= DOCUMENT EXCERPT =

_ _ _

Yet, the fact remains that there have been at least 60 Islamist-inspired terrorist plots against the homeland since 9/11, illustrating the continued threat of terrorism against the United States. Fifty-three of these plots were thwarted long before the public was ever in danger, due in large part to the concerted efforts of U.S. law enforcement and intelligence.

The Heritage Foundation has tracked the foiled terrorist plots against the United States since 9/11 in an effort to study the evolving nature of the threat and garner lessons learned. The best way to protect the United States from the continued threat of terrorism is to ensure a strong and capable domestic counterterrorism enterprise—and to understand the continuing nature of the terror threat.

The bombings in Boston are not likely to be the last such attempt to attack the U.S. as a whole. Now is not the time for the U.S. to stand still. Congress and the Administration should:

  • Ensure a proactive approach to halting terrorism,
  • Maintain essential counterterrorism tools,
  • Break down silos of information,
  • Streamline the domestic counterterrorism system, and
  • Fully implement a strategy to counter violent extremism

BG-terror-plots-JULY-2013-chart-1 (2)

60 Terrorist Plots Since 9/11

In 2007, The Heritage Foundation began tracking post-9/11 terrorist plots against the United States. Heritage continuously refines and updates the available information, and in light of the Boston Marathon bombing, is now including not only thwarted plots, but those that have been successful.[1]

In 2012, Heritage reported that at least 50 publicly known, Islamist-inspired terrorist plots against the homeland had been thwarted since September 11, 2001. The reality, of course, is that no matter how good a nation’s security and intelligence agencies are, they cannot prevent 100 percent of planned attacks. While there has not been a catastrophe on the scale of 9/11 in the past 12 years, terrorists have succeeded in attacking the homeland four times: (1) the intentional driving of an SUV into a crowd of students at the University of North Carolina–Chapel Hill in 2006; (2) the shooting at an army recruitment office in Little Rock, Arkansas, in 2009; (3) the shooting by U.S. Army Major Nidal Hasan at Fort Hood, also in 2009; and (4) the bombings in Boston.

_ _ _

= DATA LINES =

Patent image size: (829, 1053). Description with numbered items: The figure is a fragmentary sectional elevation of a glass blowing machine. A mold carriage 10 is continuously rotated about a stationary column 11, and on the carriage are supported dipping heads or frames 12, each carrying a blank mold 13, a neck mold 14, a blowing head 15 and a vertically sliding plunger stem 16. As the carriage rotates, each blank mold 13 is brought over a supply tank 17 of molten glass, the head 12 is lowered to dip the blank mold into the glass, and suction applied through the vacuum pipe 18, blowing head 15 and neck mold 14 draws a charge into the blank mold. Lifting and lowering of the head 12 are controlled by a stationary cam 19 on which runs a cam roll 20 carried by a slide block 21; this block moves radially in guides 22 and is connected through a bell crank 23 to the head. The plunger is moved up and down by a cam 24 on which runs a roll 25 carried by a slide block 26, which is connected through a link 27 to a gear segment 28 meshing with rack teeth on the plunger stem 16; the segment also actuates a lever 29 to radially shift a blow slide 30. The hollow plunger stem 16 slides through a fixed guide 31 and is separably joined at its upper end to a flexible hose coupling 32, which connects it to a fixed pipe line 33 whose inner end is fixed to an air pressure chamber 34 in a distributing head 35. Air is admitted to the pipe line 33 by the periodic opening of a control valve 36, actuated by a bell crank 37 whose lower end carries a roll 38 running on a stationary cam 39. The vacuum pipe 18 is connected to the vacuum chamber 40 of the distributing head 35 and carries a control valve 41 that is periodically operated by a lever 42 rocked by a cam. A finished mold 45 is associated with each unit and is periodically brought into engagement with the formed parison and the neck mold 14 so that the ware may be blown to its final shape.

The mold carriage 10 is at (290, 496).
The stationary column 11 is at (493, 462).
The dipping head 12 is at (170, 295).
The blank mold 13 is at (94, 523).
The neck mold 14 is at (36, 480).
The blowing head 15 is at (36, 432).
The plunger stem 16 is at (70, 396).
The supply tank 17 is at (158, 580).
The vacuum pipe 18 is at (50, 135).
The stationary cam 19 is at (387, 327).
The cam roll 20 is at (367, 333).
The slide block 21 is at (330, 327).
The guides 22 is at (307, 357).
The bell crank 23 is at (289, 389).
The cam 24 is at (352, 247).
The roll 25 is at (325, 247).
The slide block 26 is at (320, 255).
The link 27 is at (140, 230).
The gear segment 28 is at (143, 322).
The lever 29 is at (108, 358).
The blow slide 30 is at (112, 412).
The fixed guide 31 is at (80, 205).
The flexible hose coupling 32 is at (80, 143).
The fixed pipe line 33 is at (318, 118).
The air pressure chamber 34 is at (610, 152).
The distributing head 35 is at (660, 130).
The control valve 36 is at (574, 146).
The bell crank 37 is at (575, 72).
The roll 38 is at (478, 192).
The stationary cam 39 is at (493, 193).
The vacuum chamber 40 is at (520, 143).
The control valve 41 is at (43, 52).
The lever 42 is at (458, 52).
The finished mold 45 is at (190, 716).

_ _ _

= WHAT IS ASKED =
1) Translate this sentence from the report on terrorist plots into Spanish: "Now is not the time for the U.S. to stand still."
2) Repeat the part of the report on terrorist plots between "In 2012, Heritage" and "bombings in Boston.", inclusive, word for word.
Work only from the report on terrorist plots, not from the listing.

= EXPECTED RESPONSES =
1) Ahora no es momento de que Estados Unidos se quede quieto.

2)
In 2012, Heritage reported that at least 50 publicly known, Islamist-inspired terrorist plots against the homeland had been thwarted since September 11, 2001. The reality, of course, is that no matter how good a nation’s security and intelligence agencies are, they cannot prevent 100 percent of planned attacks. While there has not been a catastrophe on the scale of 9/11 in the past 12 years, terrorists have succeeded in attacking the homeland four times: (1) the intentional driving of an SUV into a crowd of students at the University of North Carolina–Chapel Hill in 2006; (2) the shooting at an army recruitment office in Little Rock, Arkansas, in 2009; (3) the shooting by U.S. Army Major Nidal Hasan at Fort Hood, also in 2009; and (4) the bombings in Boston.